== Dataset entries ==

☆ ☆ ☆ ☆ ☆ ☆ ☆

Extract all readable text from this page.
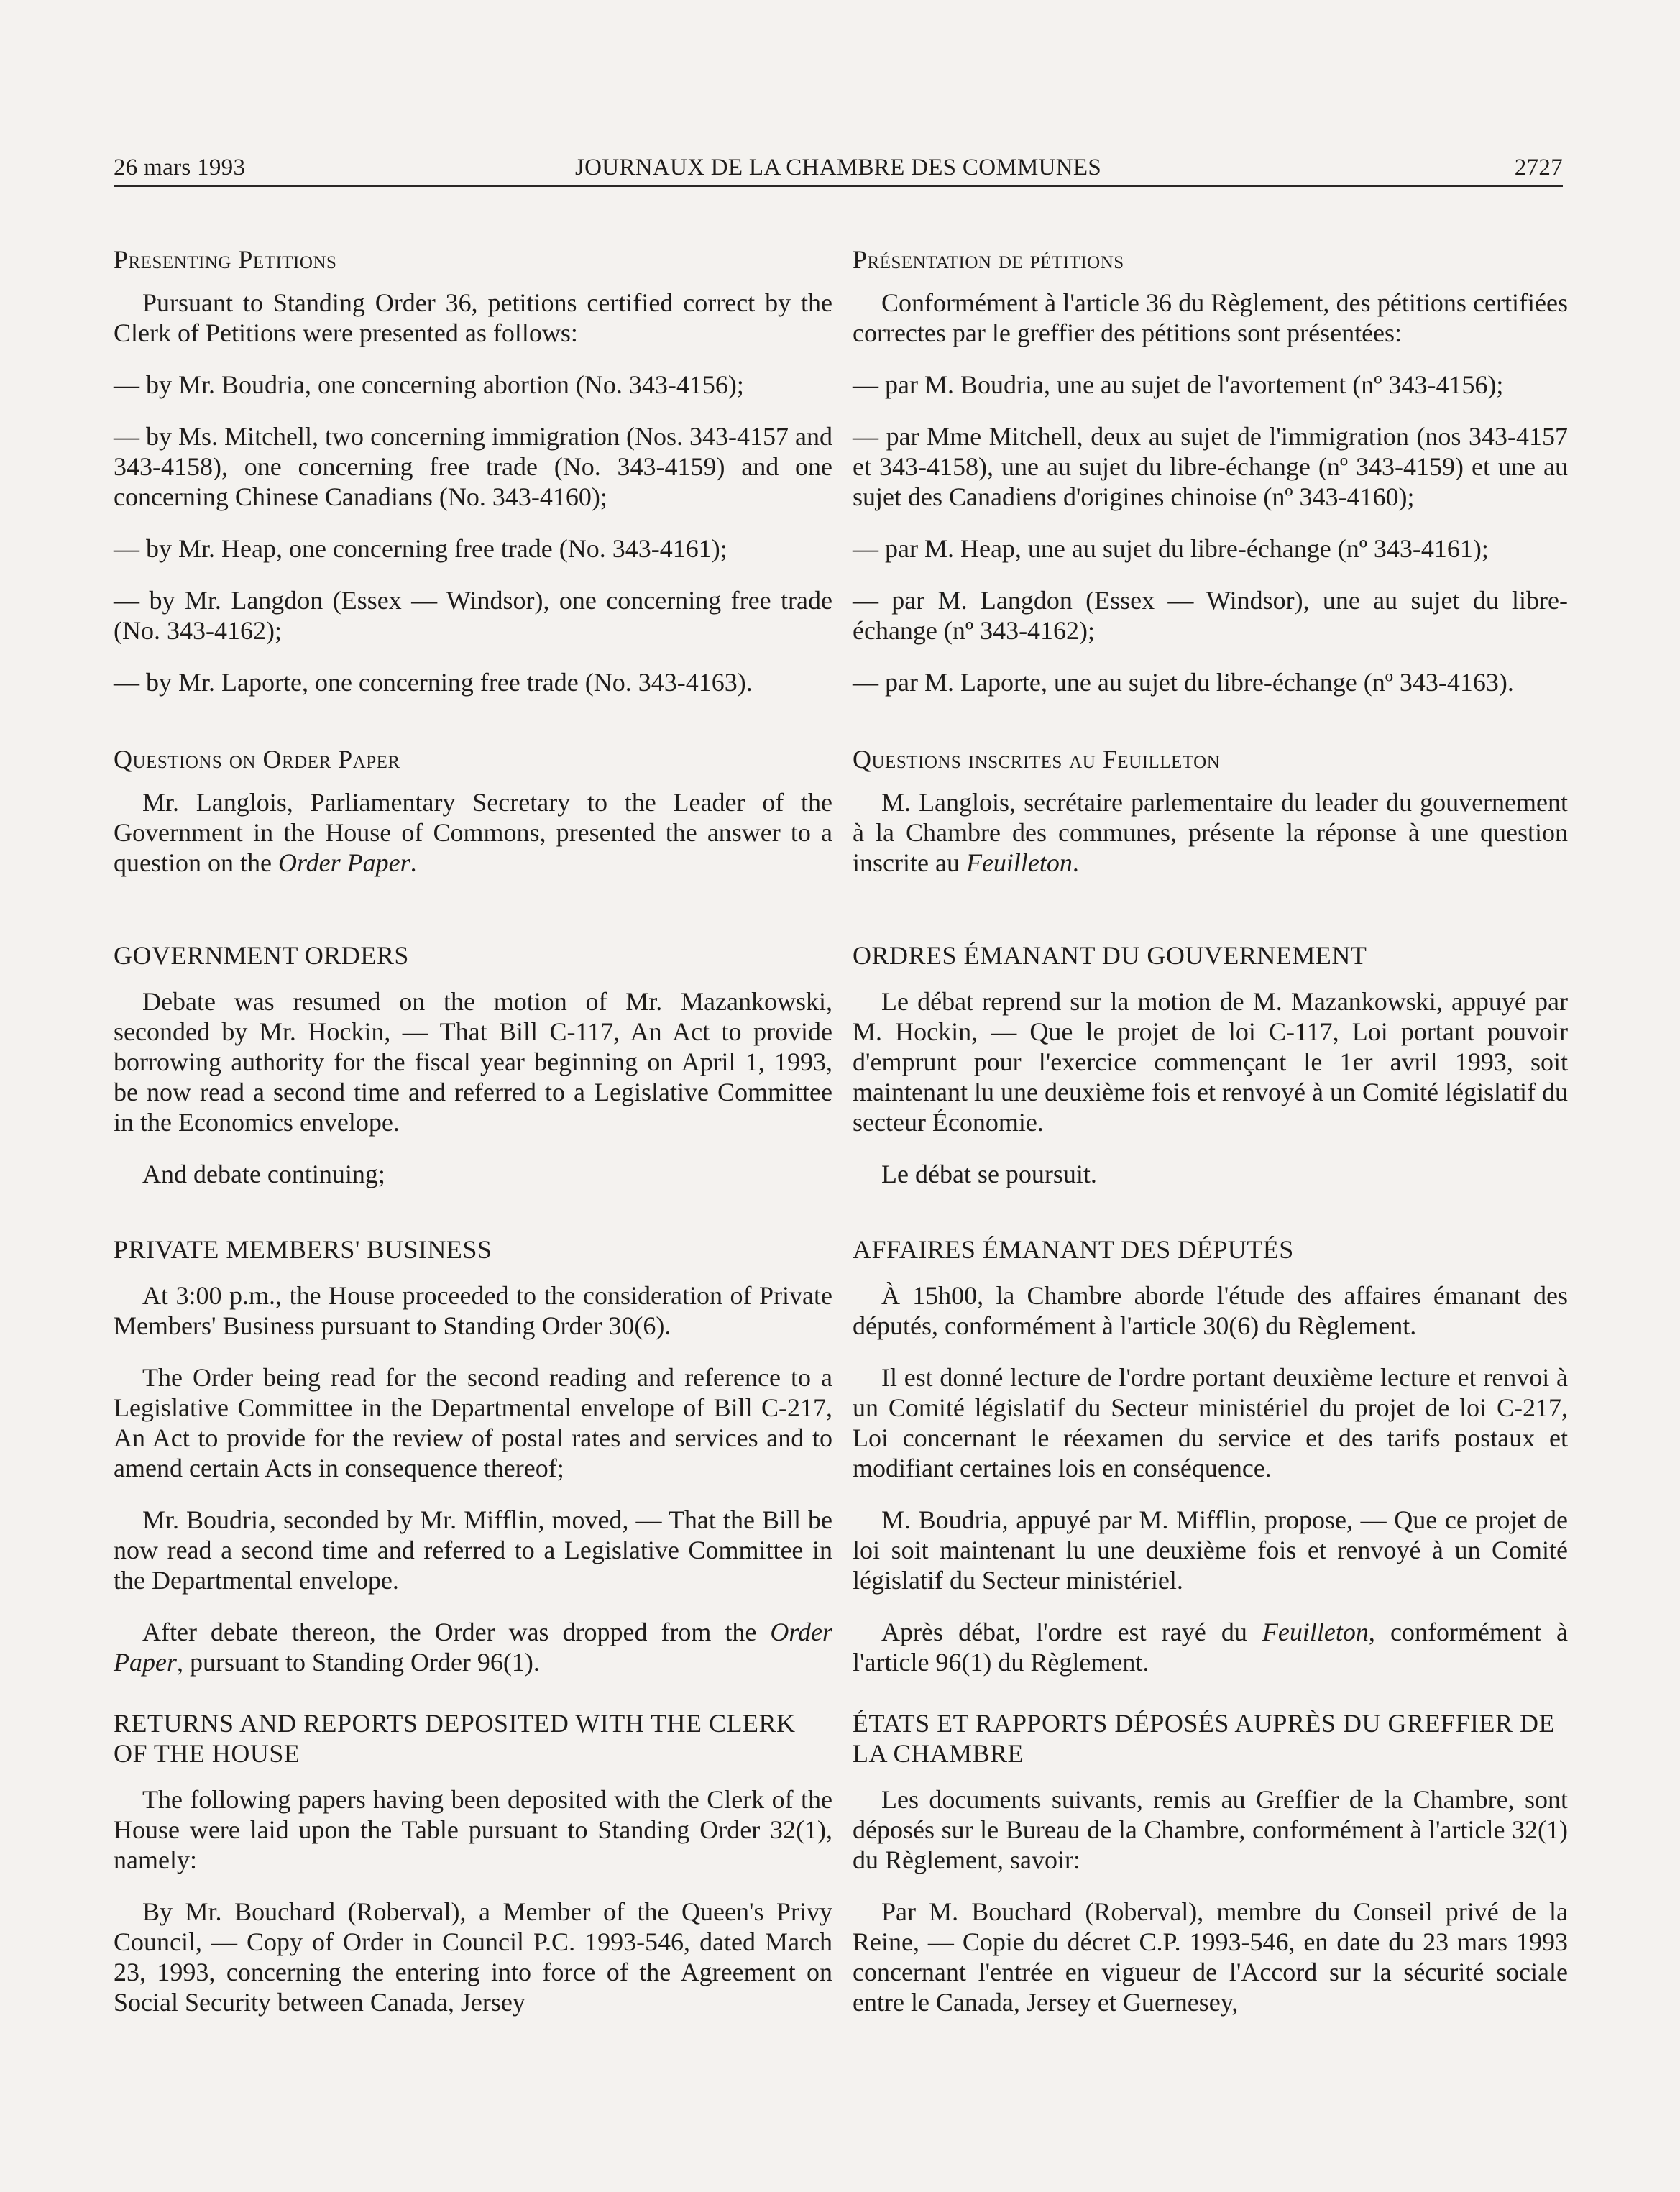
26 mars 1993	JOURNAUX DE LA CHAMBRE DES COMMUNES	2727
Presenting Petitions
Pursuant to Standing Order 36, petitions certified correct by the Clerk of Petitions were presented as follows:
— by Mr. Boudria, one concerning abortion (No. 343-4156);
— by Ms. Mitchell, two concerning immigration (Nos. 343-4157 and 343-4158), one concerning free trade (No. 343-4159) and one concerning Chinese Canadians (No. 343-4160);
— by Mr. Heap, one concerning free trade (No. 343-4161);
— by Mr. Langdon (Essex — Windsor), one concerning free trade (No. 343-4162);
— by Mr. Laporte, one concerning free trade (No. 343-4163).
Questions on Order Paper
Mr. Langlois, Parliamentary Secretary to the Leader of the Government in the House of Commons, presented the answer to a question on the Order Paper.
GOVERNMENT ORDERS
Debate was resumed on the motion of Mr. Mazankowski, seconded by Mr. Hockin, — That Bill C-117, An Act to provide borrowing authority for the fiscal year beginning on April 1, 1993, be now read a second time and referred to a Legislative Committee in the Economics envelope.
And debate continuing;
PRIVATE MEMBERS' BUSINESS
At 3:00 p.m., the House proceeded to the consideration of Private Members' Business pursuant to Standing Order 30(6).
The Order being read for the second reading and reference to a Legislative Committee in the Departmental envelope of Bill C-217, An Act to provide for the review of postal rates and services and to amend certain Acts in consequence thereof;
Mr. Boudria, seconded by Mr. Mifflin, moved, — That the Bill be now read a second time and referred to a Legislative Committee in the Departmental envelope.
After debate thereon, the Order was dropped from the Order Paper, pursuant to Standing Order 96(1).
RETURNS AND REPORTS DEPOSITED WITH THE CLERK OF THE HOUSE
The following papers having been deposited with the Clerk of the House were laid upon the Table pursuant to Standing Order 32(1), namely:
By Mr. Bouchard (Roberval), a Member of the Queen's Privy Council, — Copy of Order in Council P.C. 1993-546, dated March 23, 1993, concerning the entering into force of the Agreement on Social Security between Canada, Jersey
Présentation de pétitions
Conformément à l'article 36 du Règlement, des pétitions certifiées correctes par le greffier des pétitions sont présentées:
— par M. Boudria, une au sujet de l'avortement (nº 343-4156);
— par Mme Mitchell, deux au sujet de l'immigration (nos 343-4157 et 343-4158), une au sujet du libre-échange (nº 343-4159) et une au sujet des Canadiens d'origines chinoise (nº 343-4160);
— par M. Heap, une au sujet du libre-échange (nº 343-4161);
— par M. Langdon (Essex — Windsor), une au sujet du libre-échange (nº 343-4162);
— par M. Laporte, une au sujet du libre-échange (nº 343-4163).
Questions inscrites au Feuilleton
M. Langlois, secrétaire parlementaire du leader du gouvernement à la Chambre des communes, présente la réponse à une question inscrite au Feuilleton.
ORDRES ÉMANANT DU GOUVERNEMENT
Le débat reprend sur la motion de M. Mazankowski, appuyé par M. Hockin, — Que le projet de loi C-117, Loi portant pouvoir d'emprunt pour l'exercice commençant le 1er avril 1993, soit maintenant lu une deuxième fois et renvoyé à un Comité législatif du secteur Économie.
Le débat se poursuit.
AFFAIRES ÉMANANT DES DÉPUTÉS
À 15h00, la Chambre aborde l'étude des affaires émanant des députés, conformément à l'article 30(6) du Règlement.
Il est donné lecture de l'ordre portant deuxième lecture et renvoi à un Comité législatif du Secteur ministériel du projet de loi C-217, Loi concernant le réexamen du service et des tarifs postaux et modifiant certaines lois en conséquence.
M. Boudria, appuyé par M. Mifflin, propose, — Que ce projet de loi soit maintenant lu une deuxième fois et renvoyé à un Comité législatif du Secteur ministériel.
Après débat, l'ordre est rayé du Feuilleton, conformément à l'article 96(1) du Règlement.
ÉTATS ET RAPPORTS DÉPOSÉS AUPRÈS DU GREFFIER DE LA CHAMBRE
Les documents suivants, remis au Greffier de la Chambre, sont déposés sur le Bureau de la Chambre, conformément à l'article 32(1) du Règlement, savoir:
Par M. Bouchard (Roberval), membre du Conseil privé de la Reine, — Copie du décret C.P. 1993-546, en date du 23 mars 1993 concernant l'entrée en vigueur de l'Accord sur la sécurité sociale entre le Canada, Jersey et Guernesey,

☆ ☆ ☆ ☆ ☆ ☆ ☆

== What you are asked to do ==
Show every line of the listing in which the string "Mifflin" can be found.

== Expected output ==
Mr. Boudria, seconded by Mr. Mifflin, moved, — That the Bill be now read a second time and referred to a Legislative Committee in the Departmental envelope.
M. Boudria, appuyé par M. Mifflin, propose, — Que ce projet de loi soit maintenant lu une deuxième fois et renvoyé à un Comité législatif du Secteur ministériel.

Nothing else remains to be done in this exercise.